**WHAT IS BEING ASKED**
Among the lines of these entries, how many hold the word "Visual"? State only the number.

━━━

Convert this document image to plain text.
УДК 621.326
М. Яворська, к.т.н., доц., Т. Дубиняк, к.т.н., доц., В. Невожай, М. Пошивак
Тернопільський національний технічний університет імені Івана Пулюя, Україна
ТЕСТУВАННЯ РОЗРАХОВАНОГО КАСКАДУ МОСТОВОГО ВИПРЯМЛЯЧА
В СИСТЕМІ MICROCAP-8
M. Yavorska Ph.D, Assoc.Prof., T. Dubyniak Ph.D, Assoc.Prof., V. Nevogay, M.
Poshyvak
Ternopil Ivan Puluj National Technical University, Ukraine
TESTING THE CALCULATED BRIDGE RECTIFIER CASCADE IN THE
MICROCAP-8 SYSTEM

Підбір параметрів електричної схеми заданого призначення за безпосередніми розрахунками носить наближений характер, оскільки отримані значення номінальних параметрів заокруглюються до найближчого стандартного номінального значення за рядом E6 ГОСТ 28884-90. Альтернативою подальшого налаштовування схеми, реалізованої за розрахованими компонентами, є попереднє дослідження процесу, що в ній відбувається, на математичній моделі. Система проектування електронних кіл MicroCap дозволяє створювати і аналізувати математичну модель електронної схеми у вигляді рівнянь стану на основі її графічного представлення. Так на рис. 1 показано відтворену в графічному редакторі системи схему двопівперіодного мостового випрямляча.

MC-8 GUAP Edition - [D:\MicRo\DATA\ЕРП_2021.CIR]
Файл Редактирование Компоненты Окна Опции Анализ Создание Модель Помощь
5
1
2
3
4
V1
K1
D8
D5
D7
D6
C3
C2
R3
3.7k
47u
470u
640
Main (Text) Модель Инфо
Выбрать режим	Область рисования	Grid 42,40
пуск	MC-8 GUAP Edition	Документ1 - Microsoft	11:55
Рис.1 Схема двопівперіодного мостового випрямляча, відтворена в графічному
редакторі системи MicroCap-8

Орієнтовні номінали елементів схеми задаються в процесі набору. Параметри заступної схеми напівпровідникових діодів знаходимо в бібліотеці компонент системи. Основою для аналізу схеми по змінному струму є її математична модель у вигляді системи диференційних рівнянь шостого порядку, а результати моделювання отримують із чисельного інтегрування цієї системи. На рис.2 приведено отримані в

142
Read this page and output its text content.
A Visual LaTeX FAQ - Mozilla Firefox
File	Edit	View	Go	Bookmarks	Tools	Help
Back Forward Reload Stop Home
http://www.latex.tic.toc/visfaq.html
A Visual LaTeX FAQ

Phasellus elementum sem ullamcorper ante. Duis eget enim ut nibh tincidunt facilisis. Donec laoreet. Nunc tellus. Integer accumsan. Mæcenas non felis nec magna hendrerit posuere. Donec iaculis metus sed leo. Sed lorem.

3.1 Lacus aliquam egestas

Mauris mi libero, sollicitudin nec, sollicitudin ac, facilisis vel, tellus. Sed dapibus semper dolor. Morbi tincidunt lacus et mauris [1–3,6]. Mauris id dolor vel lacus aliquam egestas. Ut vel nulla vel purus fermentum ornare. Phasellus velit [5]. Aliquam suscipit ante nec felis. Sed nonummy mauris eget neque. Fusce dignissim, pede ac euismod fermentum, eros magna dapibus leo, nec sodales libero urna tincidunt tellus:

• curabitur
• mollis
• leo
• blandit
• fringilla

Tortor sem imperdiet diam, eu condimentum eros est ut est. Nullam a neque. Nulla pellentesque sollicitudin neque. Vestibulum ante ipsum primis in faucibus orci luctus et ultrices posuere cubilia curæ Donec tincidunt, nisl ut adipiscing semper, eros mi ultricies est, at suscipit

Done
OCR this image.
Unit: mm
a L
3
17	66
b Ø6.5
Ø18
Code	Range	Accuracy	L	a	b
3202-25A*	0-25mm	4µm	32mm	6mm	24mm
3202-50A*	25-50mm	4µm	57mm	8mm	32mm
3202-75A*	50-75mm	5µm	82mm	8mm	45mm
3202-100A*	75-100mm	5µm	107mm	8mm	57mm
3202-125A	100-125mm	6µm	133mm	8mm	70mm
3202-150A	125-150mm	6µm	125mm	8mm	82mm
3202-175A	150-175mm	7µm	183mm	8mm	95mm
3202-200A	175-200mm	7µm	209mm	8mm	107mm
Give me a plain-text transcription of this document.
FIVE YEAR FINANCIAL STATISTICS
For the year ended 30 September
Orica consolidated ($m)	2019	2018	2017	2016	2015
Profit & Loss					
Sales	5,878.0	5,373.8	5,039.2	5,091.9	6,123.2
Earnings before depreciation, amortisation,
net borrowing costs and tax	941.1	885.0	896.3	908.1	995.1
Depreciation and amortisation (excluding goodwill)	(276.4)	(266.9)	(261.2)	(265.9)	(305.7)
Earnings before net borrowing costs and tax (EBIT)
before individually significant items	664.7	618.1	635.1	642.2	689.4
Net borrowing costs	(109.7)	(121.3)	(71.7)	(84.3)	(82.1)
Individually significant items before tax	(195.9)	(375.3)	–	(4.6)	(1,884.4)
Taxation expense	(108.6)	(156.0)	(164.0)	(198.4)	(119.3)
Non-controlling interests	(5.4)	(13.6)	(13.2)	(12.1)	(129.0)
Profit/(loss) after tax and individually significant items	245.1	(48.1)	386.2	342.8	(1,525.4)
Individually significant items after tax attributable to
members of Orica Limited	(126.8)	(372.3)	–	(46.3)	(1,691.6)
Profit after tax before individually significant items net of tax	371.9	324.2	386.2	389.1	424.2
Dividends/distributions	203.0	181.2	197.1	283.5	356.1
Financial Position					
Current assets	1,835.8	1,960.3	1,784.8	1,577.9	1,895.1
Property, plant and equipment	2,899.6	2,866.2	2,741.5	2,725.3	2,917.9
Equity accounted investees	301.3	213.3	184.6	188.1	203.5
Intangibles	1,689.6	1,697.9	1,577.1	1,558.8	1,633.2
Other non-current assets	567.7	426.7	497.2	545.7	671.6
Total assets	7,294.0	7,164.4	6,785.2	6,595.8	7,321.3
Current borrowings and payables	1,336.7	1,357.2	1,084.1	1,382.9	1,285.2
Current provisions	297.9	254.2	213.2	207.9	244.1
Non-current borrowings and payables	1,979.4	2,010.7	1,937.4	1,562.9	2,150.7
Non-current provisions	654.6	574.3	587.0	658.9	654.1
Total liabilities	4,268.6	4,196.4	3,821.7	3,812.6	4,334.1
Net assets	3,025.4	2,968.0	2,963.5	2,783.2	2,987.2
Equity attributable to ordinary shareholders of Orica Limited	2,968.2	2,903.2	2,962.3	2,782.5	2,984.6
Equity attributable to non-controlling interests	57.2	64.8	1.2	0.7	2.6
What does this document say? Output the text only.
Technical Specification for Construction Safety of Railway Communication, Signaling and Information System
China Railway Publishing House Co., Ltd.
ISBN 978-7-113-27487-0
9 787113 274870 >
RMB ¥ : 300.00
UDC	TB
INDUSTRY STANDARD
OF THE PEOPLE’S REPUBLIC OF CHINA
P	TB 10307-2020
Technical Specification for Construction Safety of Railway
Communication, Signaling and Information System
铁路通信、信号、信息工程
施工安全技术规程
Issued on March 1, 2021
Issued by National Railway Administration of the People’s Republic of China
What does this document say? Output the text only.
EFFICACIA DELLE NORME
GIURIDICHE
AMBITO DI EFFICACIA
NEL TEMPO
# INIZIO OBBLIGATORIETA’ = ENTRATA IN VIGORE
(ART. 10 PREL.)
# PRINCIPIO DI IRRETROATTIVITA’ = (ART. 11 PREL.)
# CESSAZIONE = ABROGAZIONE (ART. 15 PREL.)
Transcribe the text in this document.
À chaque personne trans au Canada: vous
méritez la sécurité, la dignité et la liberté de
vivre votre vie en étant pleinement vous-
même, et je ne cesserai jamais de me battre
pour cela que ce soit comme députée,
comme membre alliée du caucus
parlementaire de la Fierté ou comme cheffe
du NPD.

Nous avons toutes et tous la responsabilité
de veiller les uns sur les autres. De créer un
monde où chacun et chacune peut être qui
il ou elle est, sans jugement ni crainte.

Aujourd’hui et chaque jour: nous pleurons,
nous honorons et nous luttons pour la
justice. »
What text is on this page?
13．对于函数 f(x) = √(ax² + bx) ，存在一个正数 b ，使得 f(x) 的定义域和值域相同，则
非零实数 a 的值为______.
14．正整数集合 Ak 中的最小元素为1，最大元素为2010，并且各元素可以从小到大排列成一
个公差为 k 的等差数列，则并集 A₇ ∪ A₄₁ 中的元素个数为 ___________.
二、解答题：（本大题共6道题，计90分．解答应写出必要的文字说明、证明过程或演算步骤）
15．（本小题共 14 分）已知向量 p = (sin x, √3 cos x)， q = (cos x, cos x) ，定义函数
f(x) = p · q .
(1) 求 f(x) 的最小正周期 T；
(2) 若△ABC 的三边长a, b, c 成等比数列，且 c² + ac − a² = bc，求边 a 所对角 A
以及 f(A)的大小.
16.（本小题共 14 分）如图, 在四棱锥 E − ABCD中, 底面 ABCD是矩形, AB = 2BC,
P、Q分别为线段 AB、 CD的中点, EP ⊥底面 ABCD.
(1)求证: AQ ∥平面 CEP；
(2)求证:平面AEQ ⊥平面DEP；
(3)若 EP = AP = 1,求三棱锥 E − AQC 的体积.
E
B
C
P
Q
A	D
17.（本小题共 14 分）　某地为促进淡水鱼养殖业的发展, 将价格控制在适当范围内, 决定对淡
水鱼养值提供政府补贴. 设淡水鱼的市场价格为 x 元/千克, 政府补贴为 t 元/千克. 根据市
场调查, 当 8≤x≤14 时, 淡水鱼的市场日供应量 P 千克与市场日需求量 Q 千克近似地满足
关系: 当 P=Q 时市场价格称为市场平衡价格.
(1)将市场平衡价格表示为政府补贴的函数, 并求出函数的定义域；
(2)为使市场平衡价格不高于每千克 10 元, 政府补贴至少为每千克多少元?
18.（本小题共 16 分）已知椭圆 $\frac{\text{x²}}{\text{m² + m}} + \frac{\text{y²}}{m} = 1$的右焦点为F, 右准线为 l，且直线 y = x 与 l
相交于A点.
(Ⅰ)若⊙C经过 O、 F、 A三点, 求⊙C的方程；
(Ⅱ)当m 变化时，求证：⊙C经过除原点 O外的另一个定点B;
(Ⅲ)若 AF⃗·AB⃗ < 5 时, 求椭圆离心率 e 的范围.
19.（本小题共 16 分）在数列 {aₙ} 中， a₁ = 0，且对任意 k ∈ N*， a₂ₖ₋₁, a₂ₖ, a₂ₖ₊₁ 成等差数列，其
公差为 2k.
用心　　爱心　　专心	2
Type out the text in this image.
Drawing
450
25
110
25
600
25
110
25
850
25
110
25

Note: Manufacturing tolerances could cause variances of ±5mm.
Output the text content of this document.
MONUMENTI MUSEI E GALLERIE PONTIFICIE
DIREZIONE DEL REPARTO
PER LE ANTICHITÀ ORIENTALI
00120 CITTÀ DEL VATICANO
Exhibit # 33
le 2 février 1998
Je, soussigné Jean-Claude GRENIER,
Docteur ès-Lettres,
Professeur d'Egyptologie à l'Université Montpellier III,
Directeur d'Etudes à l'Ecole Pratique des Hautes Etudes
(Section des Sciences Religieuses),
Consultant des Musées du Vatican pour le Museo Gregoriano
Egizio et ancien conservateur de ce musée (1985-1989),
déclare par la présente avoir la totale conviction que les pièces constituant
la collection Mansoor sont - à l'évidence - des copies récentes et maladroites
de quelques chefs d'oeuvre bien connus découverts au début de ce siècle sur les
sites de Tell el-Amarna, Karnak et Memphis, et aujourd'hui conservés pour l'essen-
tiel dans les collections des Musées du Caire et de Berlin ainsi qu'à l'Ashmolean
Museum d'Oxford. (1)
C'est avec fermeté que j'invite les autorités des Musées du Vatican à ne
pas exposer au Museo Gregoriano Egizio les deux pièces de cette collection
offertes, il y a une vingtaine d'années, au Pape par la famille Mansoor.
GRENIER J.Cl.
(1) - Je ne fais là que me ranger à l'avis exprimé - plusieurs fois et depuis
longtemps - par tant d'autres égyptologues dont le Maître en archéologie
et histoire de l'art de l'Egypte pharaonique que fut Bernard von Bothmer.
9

━━━

**WRITTEN SOLUTION**
2